TO DO: Images embedded in the records are excluded; print everything else exactly as given.

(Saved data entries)
— Begin —
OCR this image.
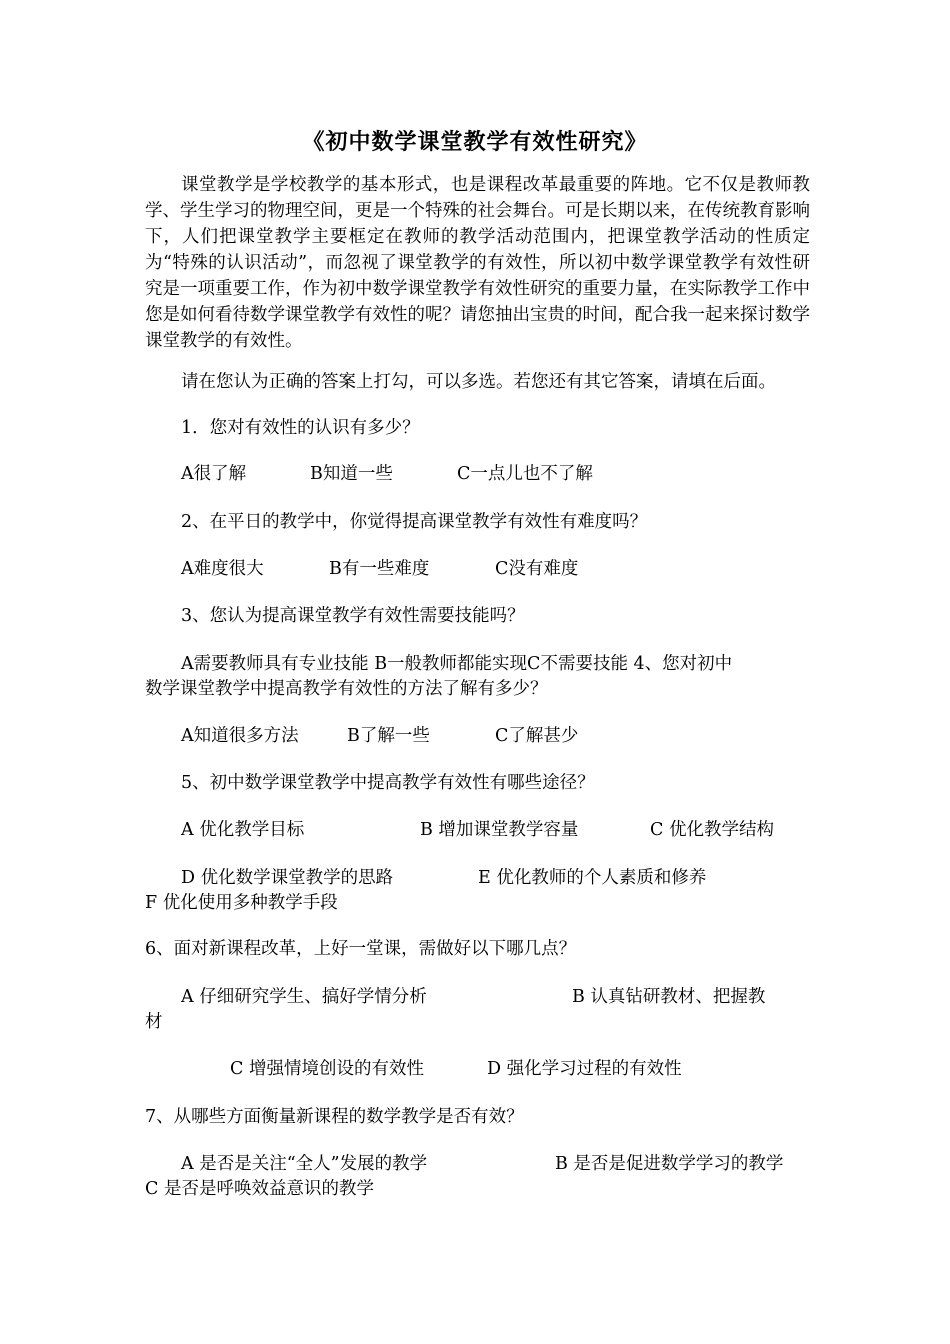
《初中数学课堂教学有效性研究》
课堂教学是学校教学的基本形式，也是课程改革最重要的阵地。它不仅是教师教学、学生学习的物理空间，更是一个特殊的社会舞台。可是长期以来，在传统教育影响下，人们把课堂教学主要框定在教师的教学活动范围内，把课堂教学活动的性质定为“特殊的认识活动”，而忽视了课堂教学的有效性，所以初中数学课堂教学有效性研究是一项重要工作，作为初中数学课堂教学有效性研究的重要力量，在实际教学工作中您是如何看待数学课堂教学有效性的呢？请您抽出宝贵的时间，配合我一起来探讨数学课堂教学的有效性。
请在您认为正确的答案上打勾，可以多选。若您还有其它答案，请填在后面。
1．您对有效性的认识有多少？
A很了解	B知道一些	C一点儿也不了解
2、在平日的教学中，你觉得提高课堂教学有效性有难度吗？
A难度很大	B有一些难度	C没有难度
3、您认为提高课堂教学有效性需要技能吗？
A需要教师具有专业技能 B一般教师都能实现C不需要技能 4、您对初中
数学课堂教学中提高教学有效性的方法了解有多少？
A知道很多方法	B了解一些	C了解甚少
5、初中数学课堂教学中提高教学有效性有哪些途径？
A 优化教学目标	B 增加课堂教学容量	C 优化教学结构
D 优化数学课堂教学的思路	E 优化教师的个人素质和修养
F 优化使用多种教学手段
6、面对新课程改革，上好一堂课，需做好以下哪几点？
A 仔细研究学生、搞好学情分析	B 认真钻研教材、把握教
材
C 增强情境创设的有效性	D 强化学习过程的有效性
7、从哪些方面衡量新课程的数学教学是否有效？
A 是否是关注“全人”发展的教学	B 是否是促进数学学习的教学
C 是否是呼唤效益意识的教学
— End —
OUTPUT FOR THIS TASK:
OCR this image.
《初中数学课堂教学有效性研究》
课堂教学是学校教学的基本形式，也是课程改革最重要的阵地。它不仅是教师教学、学生学习的物理空间，更是一个特殊的社会舞台。可是长期以来，在传统教育影响下，人们把课堂教学主要框定在教师的教学活动范围内，把课堂教学活动的性质定为“特殊的认识活动”，而忽视了课堂教学的有效性，所以初中数学课堂教学有效性研究是一项重要工作，作为初中数学课堂教学有效性研究的重要力量，在实际教学工作中您是如何看待数学课堂教学有效性的呢？请您抽出宝贵的时间，配合我一起来探讨数学课堂教学的有效性。
请在您认为正确的答案上打勾，可以多选。若您还有其它答案，请填在后面。
1．您对有效性的认识有多少？
A很了解	B知道一些	C一点儿也不了解
2、在平日的教学中，你觉得提高课堂教学有效性有难度吗？
A难度很大	B有一些难度	C没有难度
3、您认为提高课堂教学有效性需要技能吗？
A需要教师具有专业技能 B一般教师都能实现C不需要技能 4、您对初中
数学课堂教学中提高教学有效性的方法了解有多少？
A知道很多方法	B了解一些	C了解甚少
5、初中数学课堂教学中提高教学有效性有哪些途径？
A 优化教学目标	B 增加课堂教学容量	C 优化教学结构
D 优化数学课堂教学的思路	E 优化教师的个人素质和修养
F 优化使用多种教学手段
6、面对新课程改革，上好一堂课，需做好以下哪几点？
A 仔细研究学生、搞好学情分析	B 认真钻研教材、把握教
材
C 增强情境创设的有效性	D 强化学习过程的有效性
7、从哪些方面衡量新课程的数学教学是否有效？
A 是否是关注“全人”发展的教学	B 是否是促进数学学习的教学
C 是否是呼唤效益意识的教学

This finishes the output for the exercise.